#### Problem:
Your task is to copy the material exactly.

Dataset listings of figures:
----------

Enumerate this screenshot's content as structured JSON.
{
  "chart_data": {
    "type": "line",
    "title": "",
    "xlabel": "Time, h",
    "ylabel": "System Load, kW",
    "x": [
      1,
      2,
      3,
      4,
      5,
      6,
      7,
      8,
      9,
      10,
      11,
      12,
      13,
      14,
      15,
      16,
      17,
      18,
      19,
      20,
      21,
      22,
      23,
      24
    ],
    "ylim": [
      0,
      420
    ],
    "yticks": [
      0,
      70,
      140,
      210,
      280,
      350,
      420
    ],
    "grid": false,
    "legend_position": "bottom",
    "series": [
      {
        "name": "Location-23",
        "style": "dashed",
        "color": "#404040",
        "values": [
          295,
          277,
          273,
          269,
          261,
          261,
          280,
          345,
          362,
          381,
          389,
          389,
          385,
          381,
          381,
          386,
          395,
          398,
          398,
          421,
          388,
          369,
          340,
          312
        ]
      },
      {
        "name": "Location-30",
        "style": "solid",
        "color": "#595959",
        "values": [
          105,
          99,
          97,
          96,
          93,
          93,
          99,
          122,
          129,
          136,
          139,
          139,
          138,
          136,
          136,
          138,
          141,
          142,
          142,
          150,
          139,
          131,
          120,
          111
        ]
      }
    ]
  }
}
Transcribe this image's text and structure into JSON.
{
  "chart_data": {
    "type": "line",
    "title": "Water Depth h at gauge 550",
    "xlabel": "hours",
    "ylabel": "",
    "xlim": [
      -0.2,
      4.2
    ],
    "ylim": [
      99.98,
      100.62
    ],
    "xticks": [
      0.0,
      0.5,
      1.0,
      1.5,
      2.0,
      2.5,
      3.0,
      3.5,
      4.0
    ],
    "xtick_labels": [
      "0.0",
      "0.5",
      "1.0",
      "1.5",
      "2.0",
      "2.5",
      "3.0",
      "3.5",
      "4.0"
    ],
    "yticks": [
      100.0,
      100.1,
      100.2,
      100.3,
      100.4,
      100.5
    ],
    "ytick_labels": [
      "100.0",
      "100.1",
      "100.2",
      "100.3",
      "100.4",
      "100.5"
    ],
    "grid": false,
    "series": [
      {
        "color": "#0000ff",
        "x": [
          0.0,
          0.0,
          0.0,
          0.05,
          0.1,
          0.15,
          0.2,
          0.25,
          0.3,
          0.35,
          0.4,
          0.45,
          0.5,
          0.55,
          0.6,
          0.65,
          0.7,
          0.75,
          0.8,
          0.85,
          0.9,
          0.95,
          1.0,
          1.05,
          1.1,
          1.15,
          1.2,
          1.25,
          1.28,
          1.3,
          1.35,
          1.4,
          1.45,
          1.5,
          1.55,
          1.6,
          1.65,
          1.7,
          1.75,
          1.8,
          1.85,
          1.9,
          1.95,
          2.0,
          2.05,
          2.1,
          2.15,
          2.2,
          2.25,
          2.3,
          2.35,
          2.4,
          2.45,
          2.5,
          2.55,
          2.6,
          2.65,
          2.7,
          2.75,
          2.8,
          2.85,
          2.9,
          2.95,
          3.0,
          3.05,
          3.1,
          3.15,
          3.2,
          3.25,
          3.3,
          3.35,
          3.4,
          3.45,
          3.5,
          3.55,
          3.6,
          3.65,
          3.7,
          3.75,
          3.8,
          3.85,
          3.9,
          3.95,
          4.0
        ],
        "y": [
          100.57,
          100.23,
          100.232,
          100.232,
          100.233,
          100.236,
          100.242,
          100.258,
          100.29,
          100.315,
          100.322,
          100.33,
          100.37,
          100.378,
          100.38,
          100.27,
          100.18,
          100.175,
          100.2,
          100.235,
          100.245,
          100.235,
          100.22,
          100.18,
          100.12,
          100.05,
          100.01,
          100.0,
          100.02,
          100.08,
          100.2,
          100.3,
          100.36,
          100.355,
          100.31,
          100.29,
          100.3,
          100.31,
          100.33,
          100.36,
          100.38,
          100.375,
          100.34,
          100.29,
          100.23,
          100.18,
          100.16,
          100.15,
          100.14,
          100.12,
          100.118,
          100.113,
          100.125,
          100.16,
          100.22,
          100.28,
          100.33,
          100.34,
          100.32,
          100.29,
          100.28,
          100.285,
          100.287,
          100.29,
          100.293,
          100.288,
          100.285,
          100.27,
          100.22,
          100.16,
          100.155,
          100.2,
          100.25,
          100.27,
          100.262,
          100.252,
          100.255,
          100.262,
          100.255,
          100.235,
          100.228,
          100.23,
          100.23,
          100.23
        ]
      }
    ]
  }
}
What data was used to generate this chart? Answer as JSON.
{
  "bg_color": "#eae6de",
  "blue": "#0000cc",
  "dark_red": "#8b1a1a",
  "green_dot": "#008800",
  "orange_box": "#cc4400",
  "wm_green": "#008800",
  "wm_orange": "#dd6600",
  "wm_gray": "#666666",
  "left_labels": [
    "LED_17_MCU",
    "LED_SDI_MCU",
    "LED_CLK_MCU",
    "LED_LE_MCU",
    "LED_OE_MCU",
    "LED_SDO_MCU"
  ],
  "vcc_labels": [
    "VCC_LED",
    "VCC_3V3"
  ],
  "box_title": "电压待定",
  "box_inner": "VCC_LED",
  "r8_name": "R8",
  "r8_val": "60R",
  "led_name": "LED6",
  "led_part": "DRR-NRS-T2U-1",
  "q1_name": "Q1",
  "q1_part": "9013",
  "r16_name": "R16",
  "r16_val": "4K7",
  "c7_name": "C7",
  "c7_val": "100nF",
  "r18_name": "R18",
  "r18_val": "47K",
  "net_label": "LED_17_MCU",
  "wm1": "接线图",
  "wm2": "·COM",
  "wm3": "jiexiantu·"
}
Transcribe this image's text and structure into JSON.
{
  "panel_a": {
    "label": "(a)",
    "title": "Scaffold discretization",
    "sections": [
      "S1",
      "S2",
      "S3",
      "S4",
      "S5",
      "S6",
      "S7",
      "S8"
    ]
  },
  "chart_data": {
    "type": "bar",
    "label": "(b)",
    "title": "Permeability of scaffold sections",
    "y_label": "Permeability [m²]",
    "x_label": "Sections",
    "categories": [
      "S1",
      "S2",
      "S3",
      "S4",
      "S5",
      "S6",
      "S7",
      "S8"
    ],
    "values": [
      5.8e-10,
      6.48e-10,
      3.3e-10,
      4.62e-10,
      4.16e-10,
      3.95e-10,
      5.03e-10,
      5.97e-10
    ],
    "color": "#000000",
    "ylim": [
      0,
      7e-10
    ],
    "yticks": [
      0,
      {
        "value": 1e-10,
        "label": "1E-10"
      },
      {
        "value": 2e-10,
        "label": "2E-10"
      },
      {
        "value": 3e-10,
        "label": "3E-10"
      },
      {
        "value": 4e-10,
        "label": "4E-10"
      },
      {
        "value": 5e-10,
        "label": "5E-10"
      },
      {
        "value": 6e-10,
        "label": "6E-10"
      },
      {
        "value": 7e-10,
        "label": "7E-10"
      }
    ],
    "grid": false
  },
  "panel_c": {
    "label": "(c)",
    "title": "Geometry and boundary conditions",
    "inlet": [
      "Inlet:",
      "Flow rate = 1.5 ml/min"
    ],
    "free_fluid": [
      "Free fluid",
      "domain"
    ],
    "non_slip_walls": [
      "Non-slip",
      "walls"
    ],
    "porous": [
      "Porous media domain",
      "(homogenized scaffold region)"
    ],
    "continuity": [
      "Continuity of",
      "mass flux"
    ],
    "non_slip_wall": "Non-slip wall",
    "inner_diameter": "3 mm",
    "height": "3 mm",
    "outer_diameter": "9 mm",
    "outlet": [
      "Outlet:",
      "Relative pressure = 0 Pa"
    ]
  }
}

----------

#### The response:
Enumerate this screenshot's content as structured JSON.
{
  "chart_data": {
    "type": "line",
    "title": "",
    "xlabel": "Time, h",
    "ylabel": "System Load, kW",
    "x": [
      1,
      2,
      3,
      4,
      5,
      6,
      7,
      8,
      9,
      10,
      11,
      12,
      13,
      14,
      15,
      16,
      17,
      18,
      19,
      20,
      21,
      22,
      23,
      24
    ],
    "ylim": [
      0,
      420
    ],
    "yticks": [
      0,
      70,
      140,
      210,
      280,
      350,
      420
    ],
    "grid": false,
    "legend_position": "bottom",
    "series": [
      {
        "name": "Location-23",
        "style": "dashed",
        "color": "#404040",
        "values": [
          295,
          277,
          273,
          269,
          261,
          261,
          280,
          345,
          362,
          381,
          389,
          389,
          385,
          381,
          381,
          386,
          395,
          398,
          398,
          421,
          388,
          369,
          340,
          312
        ]
      },
      {
        "name": "Location-30",
        "style": "solid",
        "color": "#595959",
        "values": [
          105,
          99,
          97,
          96,
          93,
          93,
          99,
          122,
          129,
          136,
          139,
          139,
          138,
          136,
          136,
          138,
          141,
          142,
          142,
          150,
          139,
          131,
          120,
          111
        ]
      }
    ]
  }
}
Transcribe this image's text and structure into JSON.
{
  "chart_data": {
    "type": "line",
    "title": "Water Depth h at gauge 550",
    "xlabel": "hours",
    "ylabel": "",
    "xlim": [
      -0.2,
      4.2
    ],
    "ylim": [
      99.98,
      100.62
    ],
    "xticks": [
      0.0,
      0.5,
      1.0,
      1.5,
      2.0,
      2.5,
      3.0,
      3.5,
      4.0
    ],
    "xtick_labels": [
      "0.0",
      "0.5",
      "1.0",
      "1.5",
      "2.0",
      "2.5",
      "3.0",
      "3.5",
      "4.0"
    ],
    "yticks": [
      100.0,
      100.1,
      100.2,
      100.3,
      100.4,
      100.5
    ],
    "ytick_labels": [
      "100.0",
      "100.1",
      "100.2",
      "100.3",
      "100.4",
      "100.5"
    ],
    "grid": false,
    "series": [
      {
        "color": "#0000ff",
        "x": [
          0.0,
          0.0,
          0.0,
          0.05,
          0.1,
          0.15,
          0.2,
          0.25,
          0.3,
          0.35,
          0.4,
          0.45,
          0.5,
          0.55,
          0.6,
          0.65,
          0.7,
          0.75,
          0.8,
          0.85,
          0.9,
          0.95,
          1.0,
          1.05,
          1.1,
          1.15,
          1.2,
          1.25,
          1.28,
          1.3,
          1.35,
          1.4,
          1.45,
          1.5,
          1.55,
          1.6,
          1.65,
          1.7,
          1.75,
          1.8,
          1.85,
          1.9,
          1.95,
          2.0,
          2.05,
          2.1,
          2.15,
          2.2,
          2.25,
          2.3,
          2.35,
          2.4,
          2.45,
          2.5,
          2.55,
          2.6,
          2.65,
          2.7,
          2.75,
          2.8,
          2.85,
          2.9,
          2.95,
          3.0,
          3.05,
          3.1,
          3.15,
          3.2,
          3.25,
          3.3,
          3.35,
          3.4,
          3.45,
          3.5,
          3.55,
          3.6,
          3.65,
          3.7,
          3.75,
          3.8,
          3.85,
          3.9,
          3.95,
          4.0
        ],
        "y": [
          100.57,
          100.23,
          100.232,
          100.232,
          100.233,
          100.236,
          100.242,
          100.258,
          100.29,
          100.315,
          100.322,
          100.33,
          100.37,
          100.378,
          100.38,
          100.27,
          100.18,
          100.175,
          100.2,
          100.235,
          100.245,
          100.235,
          100.22,
          100.18,
          100.12,
          100.05,
          100.01,
          100.0,
          100.02,
          100.08,
          100.2,
          100.3,
          100.36,
          100.355,
          100.31,
          100.29,
          100.3,
          100.31,
          100.33,
          100.36,
          100.38,
          100.375,
          100.34,
          100.29,
          100.23,
          100.18,
          100.16,
          100.15,
          100.14,
          100.12,
          100.118,
          100.113,
          100.125,
          100.16,
          100.22,
          100.28,
          100.33,
          100.34,
          100.32,
          100.29,
          100.28,
          100.285,
          100.287,
          100.29,
          100.293,
          100.288,
          100.285,
          100.27,
          100.22,
          100.16,
          100.155,
          100.2,
          100.25,
          100.27,
          100.262,
          100.252,
          100.255,
          100.262,
          100.255,
          100.235,
          100.228,
          100.23,
          100.23,
          100.23
        ]
      }
    ]
  }
}
What data was used to generate this chart? Answer as JSON.
{
  "bg_color": "#eae6de",
  "blue": "#0000cc",
  "dark_red": "#8b1a1a",
  "green_dot": "#008800",
  "orange_box": "#cc4400",
  "wm_green": "#008800",
  "wm_orange": "#dd6600",
  "wm_gray": "#666666",
  "left_labels": [
    "LED_17_MCU",
    "LED_SDI_MCU",
    "LED_CLK_MCU",
    "LED_LE_MCU",
    "LED_OE_MCU",
    "LED_SDO_MCU"
  ],
  "vcc_labels": [
    "VCC_LED",
    "VCC_3V3"
  ],
  "box_title": "电压待定",
  "box_inner": "VCC_LED",
  "r8_name": "R8",
  "r8_val": "60R",
  "led_name": "LED6",
  "led_part": "DRR-NRS-T2U-1",
  "q1_name": "Q1",
  "q1_part": "9013",
  "r16_name": "R16",
  "r16_val": "4K7",
  "c7_name": "C7",
  "c7_val": "100nF",
  "r18_name": "R18",
  "r18_val": "47K",
  "net_label": "LED_17_MCU",
  "wm1": "接线图",
  "wm2": "·COM",
  "wm3": "jiexiantu·"
}
Transcribe this image's text and structure into JSON.
{
  "panel_a": {
    "label": "(a)",
    "title": "Scaffold discretization",
    "sections": [
      "S1",
      "S2",
      "S3",
      "S4",
      "S5",
      "S6",
      "S7",
      "S8"
    ]
  },
  "chart_data": {
    "type": "bar",
    "label": "(b)",
    "title": "Permeability of scaffold sections",
    "y_label": "Permeability [m²]",
    "x_label": "Sections",
    "categories": [
      "S1",
      "S2",
      "S3",
      "S4",
      "S5",
      "S6",
      "S7",
      "S8"
    ],
    "values": [
      5.8e-10,
      6.48e-10,
      3.3e-10,
      4.62e-10,
      4.16e-10,
      3.95e-10,
      5.03e-10,
      5.97e-10
    ],
    "color": "#000000",
    "ylim": [
      0,
      7e-10
    ],
    "yticks": [
      0,
      {
        "value": 1e-10,
        "label": "1E-10"
      },
      {
        "value": 2e-10,
        "label": "2E-10"
      },
      {
        "value": 3e-10,
        "label": "3E-10"
      },
      {
        "value": 4e-10,
        "label": "4E-10"
      },
      {
        "value": 5e-10,
        "label": "5E-10"
      },
      {
        "value": 6e-10,
        "label": "6E-10"
      },
      {
        "value": 7e-10,
        "label": "7E-10"
      }
    ],
    "grid": false
  },
  "panel_c": {
    "label": "(c)",
    "title": "Geometry and boundary conditions",
    "inlet": [
      "Inlet:",
      "Flow rate = 1.5 ml/min"
    ],
    "free_fluid": [
      "Free fluid",
      "domain"
    ],
    "non_slip_walls": [
      "Non-slip",
      "walls"
    ],
    "porous": [
      "Porous media domain",
      "(homogenized scaffold region)"
    ],
    "continuity": [
      "Continuity of",
      "mass flux"
    ],
    "non_slip_wall": "Non-slip wall",
    "inner_diameter": "3 mm",
    "height": "3 mm",
    "outer_diameter": "9 mm",
    "outlet": [
      "Outlet:",
      "Relative pressure = 0 Pa"
    ]
  }
}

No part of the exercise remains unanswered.